음성 적응이 포함된 인식 요청 보내기

음성 적응을 사용하면 Speech-to-Text에서 가져온 스크랩트 작성 결과의 정확도를 향상시킬 수 있습니다. 음성 적응 기능을 사용하면 오디오 데이터에서 다른 경우에 추천될 수 있는 대안보다 STT가 더 자주 인식해야 하는 단어 또는 문구를 지정할 수 있습니다. 음성 적응은 다음과 같은 경우에 스크랩트 작성 정확도를 향상시키는 데 특히 유용합니다.

  1. 오디오에 매우 자주 나타날 가능성이 높은 단어/문구가 포함되어 있는 경우
  2. 고유 이름과 같이 일반적인 오디오에 포함될 가능성이 높지 않은 사용 빈도가 낮은 단어가 오디오에 포함될 가능성이 높은 경우
  3. 오디오에 노이즈가 있거나 명확하게 들리지 않는 경우

음성 적응 및 음성 적응 부스트 권장사항 정보는 음성 적응 개념 페이지를 참조하세요.

다음 코드 샘플은 Speech-to-Text API로 전송되는 요청에 음성 컨텍스트를 설정하여 스크랩트 작성 정확도를 향상시키는 방법을 보여줍니다. 사용 중인 언어에 사용 가능한 클래스 목록은 클래스 토큰 페이지를 참조하세요.

REST 및 명령줄

자세한 내용은 speech:recognize API 엔드포인트를 참조하세요.

요청 데이터를 사용하기 전에 다음을 바꿉니다.

  • language-code: 오디오 클립에서 사용된 언어의 BCP-47 코드입니다.
  • phrases-to-boost: Speech-to-Text에서 부스트할 구문이 포함된 문자열 배열입니다.
  • storage-bucket: Cloud Storage 버킷입니다.
  • input-audio: 변환할 오디오 데이터입니다.

HTTP 메서드 및 URL:

POST https://speech.googleapis.com/v1p1beta1/speech:recognize

JSON 요청 본문:

{
  "config":{
      "languageCode":"language-code",
      "speechContexts":[{
          "phrases":[phrases-to-boost],
          "boost": 2
      }]
  },
  "audio":{
    "uri":"gs:storage-bucket/input-file"
  }
}

요청을 보내려면 다음 옵션 중 하나를 펼칩니다.

다음과 비슷한 JSON 응답이 표시됩니다.

{
  "results": [
    {
      "alternatives": [
        {
          "transcript": "When deciding whether to bring an umbrella, I consider the weather",
          "confidence": 0.9463943
        }
      ],
      "languageCode": "en-us"
    }
  ]
}

자바

import com.google.cloud.speech.v1.RecognitionAudio;
import com.google.cloud.speech.v1.RecognitionConfig;
import com.google.cloud.speech.v1.RecognizeRequest;
import com.google.cloud.speech.v1.RecognizeResponse;
import com.google.cloud.speech.v1.SpeechClient;
import com.google.cloud.speech.v1.SpeechContext;
import com.google.cloud.speech.v1.SpeechRecognitionAlternative;
import com.google.cloud.speech.v1.SpeechRecognitionResult;
import java.io.IOException;

class TranscribeContextClasses {

  void transcribeContextClasses() throws IOException {
    // TODO(developer): Replace these variables before running the sample.
    String storageUri = "gs://YOUR_BUCKET_ID/path/to/your/file.wav";
    transcribeContextClasses(storageUri);
  }

  // Provides "hints" to the speech recognizer to favor specific classes of words in the results.
  static void transcribeContextClasses(String storageUri) throws IOException {
    // Initialize client that will be used to send requests. This client only needs to be created
    // once, and can be reused for multiple requests. After completing all of your requests, call
    // the "close" method on the client to safely clean up any remaining background resources.

-*-*-

*수행할 작업*:
[1] 음성 적응 문서를 보고 다음 물음에 답하십시오.
(a) JSON 요청 본문에서 "boost" 값은 얼마로 지정되어 있습니까?
(b) 인식 요청에 사용하는 HTTP 메서드는 무엇입니까?
(c) JSON 응답 예시에 나온 "confidence" 값은 얼마입니까?
[2] 음성 적응 문서의 "음성 적응 및 음성 적응"부터 "변환할 오디오 데이터입니다."까지(끝 부분 포함)를 다시 적되, "Cloud Storage 버킷"를 "Google Cloud Storage 버킷"로 고쳐 쓰십시오.
[3] 음성 적응 인식 요청에 관한 문서를 마지막 문장 다음부터 이어서 써 주십시오.
제공된 데이터는 참고하지 않으셔도 됩니다.

*제공된 데이터*:

-*-*-

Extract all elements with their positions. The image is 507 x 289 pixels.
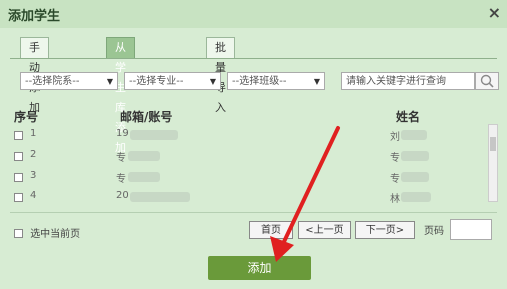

-*-*-

*작업별 답변*:
[1]
(a) 2
(b) POST
(c) 0.9463943

[2]
음성 적응 및 음성 적응 부스트 권장사항 정보는 음성 적응 개념 페이지를 참조하세요.

다음 코드 샘플은 Speech-to-Text API로 전송되는 요청에 음성 컨텍스트를 설정하여 스크랩트 작성 정확도를 향상시키는 방법을 보여줍니다. 사용 중인 언어에 사용 가능한 클래스 목록은 클래스 토큰 페이지를 참조하세요.

REST 및 명령줄

자세한 내용은 speech:recognize API 엔드포인트를 참조하세요.

요청 데이터를 사용하기 전에 다음을 바꿉니다.

  • language-code: 오디오 클립에서 사용된 언어의 BCP-47 코드입니다.
  • phrases-to-boost: Speech-to-Text에서 부스트할 구문이 포함된 문자열 배열입니다.
  • storage-bucket: Google Cloud Storage 버킷입니다.
  • input-audio: 변환할 오디오 데이터입니다.

[3]
    try (SpeechClient speechClient = SpeechClient.create()) {
      // SpeechContext: to configure your speech_context see:
      // https://cloud.google.com/speech-to-text/docs/reference/rpc/google.cloud.speech.v1#speechcontext
      // Full list of supported phrases (class tokens) here:
      // https://cloud.google.com/speech-to-text/docs/class-tokens
      SpeechContext speechContext = SpeechContext.newBuilder().addPhrases("$TIME").build();

      // RecognitionConfig: to configure your encoding and sample_rate_hertz, see:
      // https://cloud.google.com/speech-to-text/docs/reference/rpc/google.cloud.speech.v1#recognitionconfig
      RecognitionConfig config =
          RecognitionConfig.newBuilder()
              .setEncoding(RecognitionConfig.AudioEncoding.LINEAR16)
              .setSampleRateHertz(8000)
              .setLanguageCode("en-US")
              .addSpeechContexts(speechContext)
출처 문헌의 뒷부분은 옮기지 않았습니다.